Extracted information:
···

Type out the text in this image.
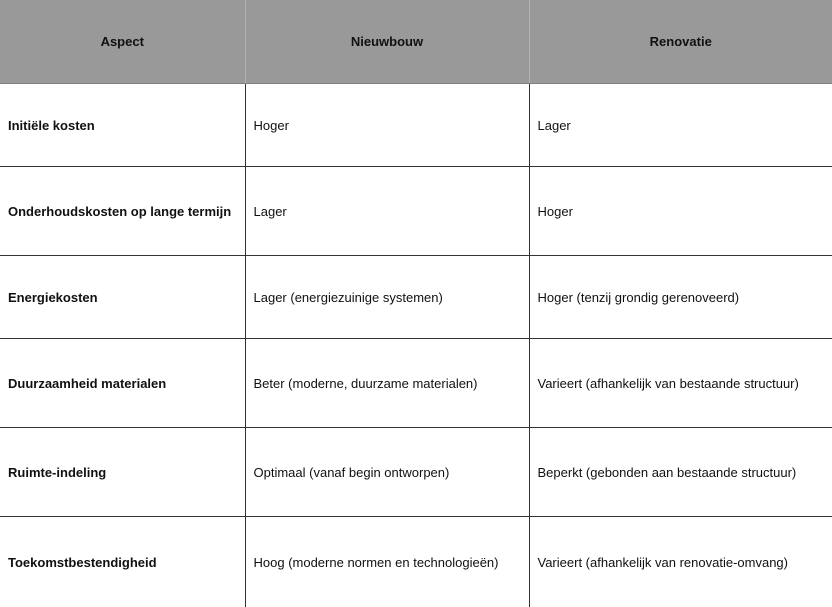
Aspect	Nieuwbouw	Renovatie
Initiële kosten	Hoger	Lager
Onderhoudskosten op lange termijn	Lager	Hoger
Energiekosten	Lager (energiezuinige systemen)	Hoger (tenzij grondig gerenoveerd)
Duurzaamheid materialen	Beter (moderne, duurzame materialen)	Varieert (afhankelijk van bestaande structuur)
Ruimte-indeling	Optimaal (vanaf begin ontworpen)	Beperkt (gebonden aan bestaande structuur)
Toekomstbestendigheid	Hoog (moderne normen en technologieën)	Varieert (afhankelijk van renovatie-omvang)
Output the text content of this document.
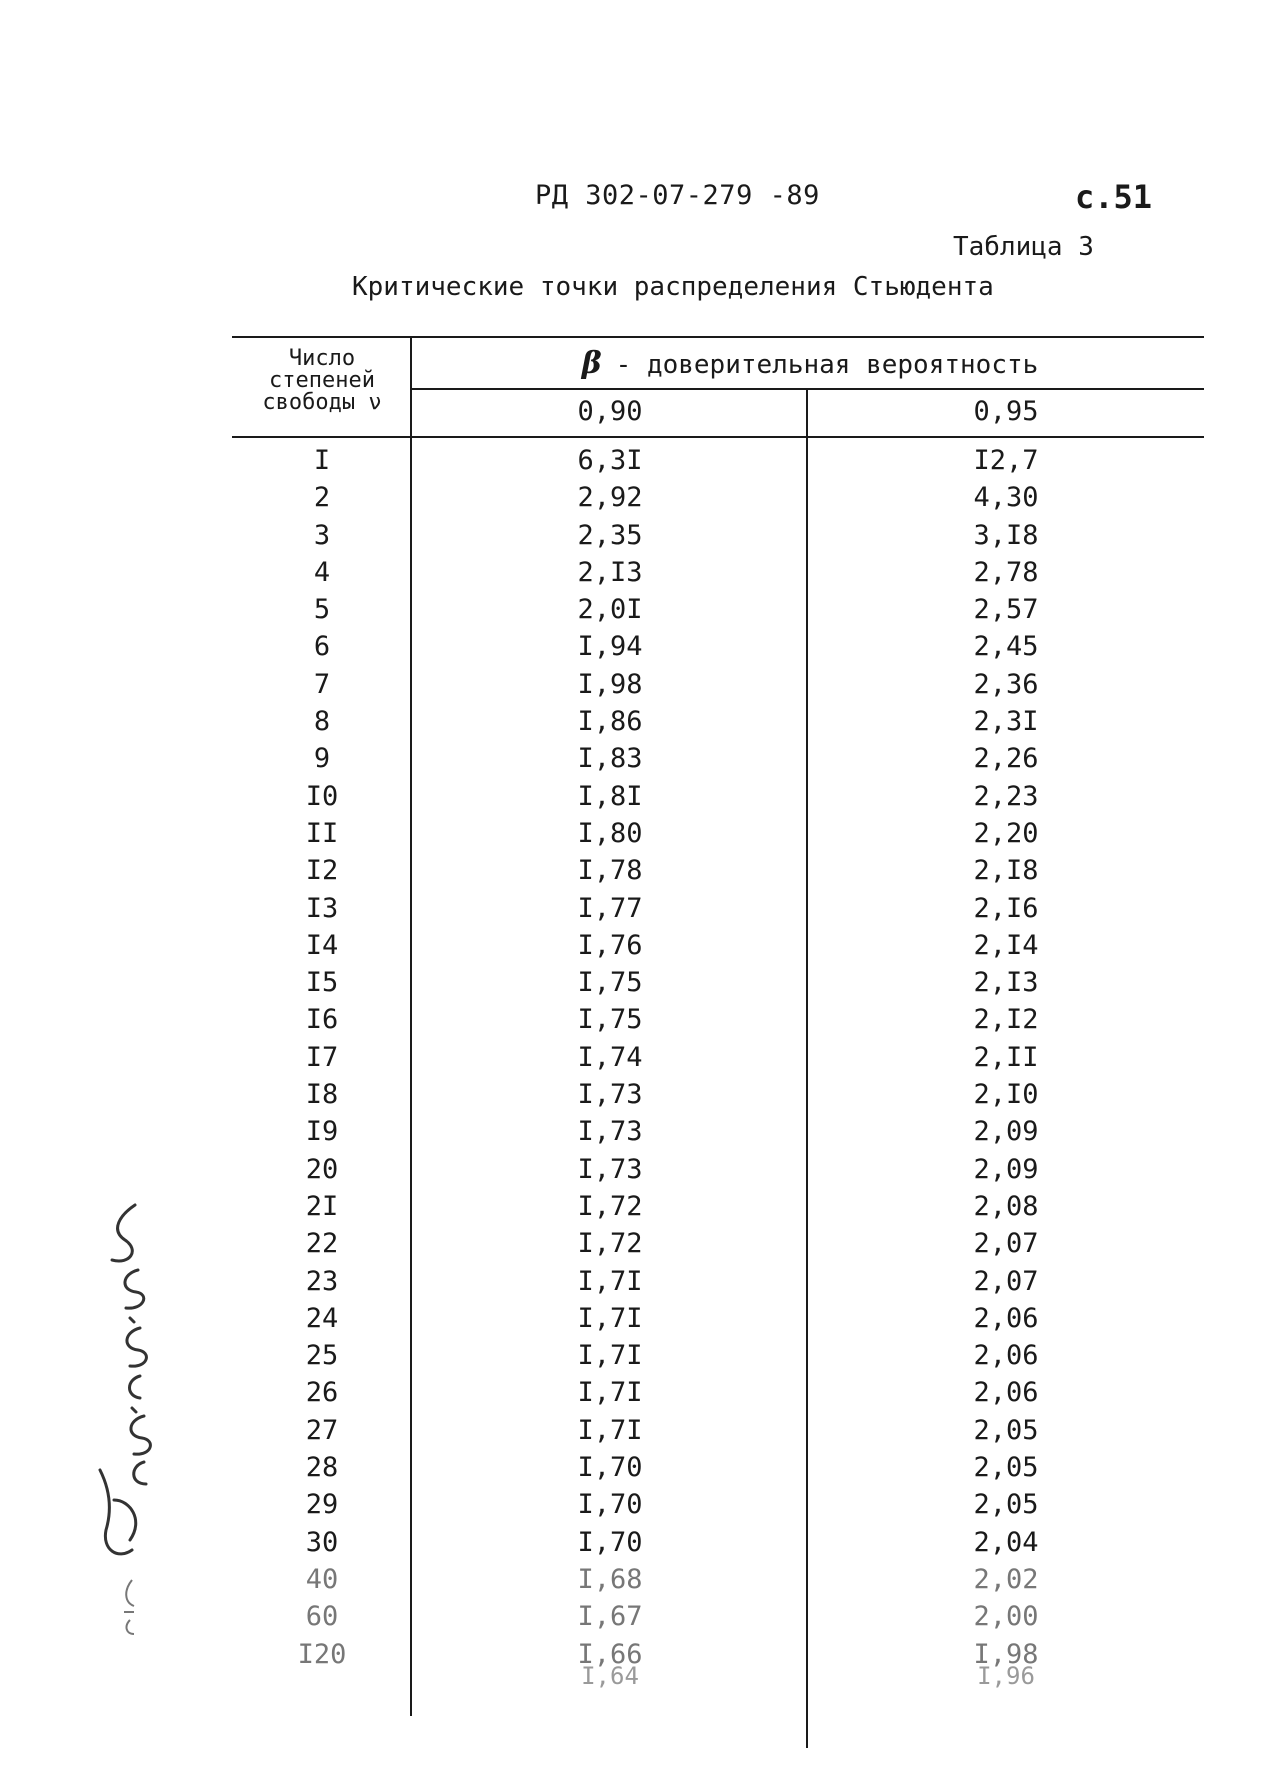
РД 302-07-279 -89	с.51
Таблица 3
Критические точки распределения Стьюдента
Число
степеней
свободы ν
β - доверительная вероятность
0,90	0,95
I	6,3I	I2,7
2	2,92	4,30
3	2,35	3,I8
4	2,I3	2,78
5	2,0I	2,57
6	I,94	2,45
7	I,98	2,36
8	I,86	2,3I
9	I,83	2,26
I0	I,8I	2,23
II	I,80	2,20
I2	I,78	2,I8
I3	I,77	2,I6
I4	I,76	2,I4
I5	I,75	2,I3
I6	I,75	2,I2
I7	I,74	2,II
I8	I,73	2,I0
I9	I,73	2,09
20	I,73	2,09
2I	I,72	2,08
22	I,72	2,07
23	I,7I	2,07
24	I,7I	2,06
25	I,7I	2,06
26	I,7I	2,06
27	I,7I	2,05
28	I,70	2,05
29	I,70	2,05
30	I,70	2,04
40	I,68	2,02
60	I,67	2,00
I20	I,66	I,98
I,64	I,96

···

Brief: Quote the data above in full, leaving out the pictures it holds.

Exercise response:
Type out the text in this image.
Aspect	Nieuwbouw	Renovatie
Initiële kosten	Hoger	Lager
Onderhoudskosten op lange termijn	Lager	Hoger
Energiekosten	Lager (energiezuinige systemen)	Hoger (tenzij grondig gerenoveerd)
Duurzaamheid materialen	Beter (moderne, duurzame materialen)	Varieert (afhankelijk van bestaande structuur)
Ruimte-indeling	Optimaal (vanaf begin ontworpen)	Beperkt (gebonden aan bestaande structuur)
Toekomstbestendigheid	Hoog (moderne normen en technologieën)	Varieert (afhankelijk van renovatie-omvang)
Output the text content of this document.
РД 302-07-279 -89	с.51
Таблица 3
Критические точки распределения Стьюдента
Число
степеней
свободы ν
β - доверительная вероятность
0,90	0,95
I	6,3I	I2,7
2	2,92	4,30
3	2,35	3,I8
4	2,I3	2,78
5	2,0I	2,57
6	I,94	2,45
7	I,98	2,36
8	I,86	2,3I
9	I,83	2,26
I0	I,8I	2,23
II	I,80	2,20
I2	I,78	2,I8
I3	I,77	2,I6
I4	I,76	2,I4
I5	I,75	2,I3
I6	I,75	2,I2
I7	I,74	2,II
I8	I,73	2,I0
I9	I,73	2,09
20	I,73	2,09
2I	I,72	2,08
22	I,72	2,07
23	I,7I	2,07
24	I,7I	2,06
25	I,7I	2,06
26	I,7I	2,06
27	I,7I	2,05
28	I,70	2,05
29	I,70	2,05
30	I,70	2,04
40	I,68	2,02
60	I,67	2,00
I20	I,66	I,98
I,64	I,96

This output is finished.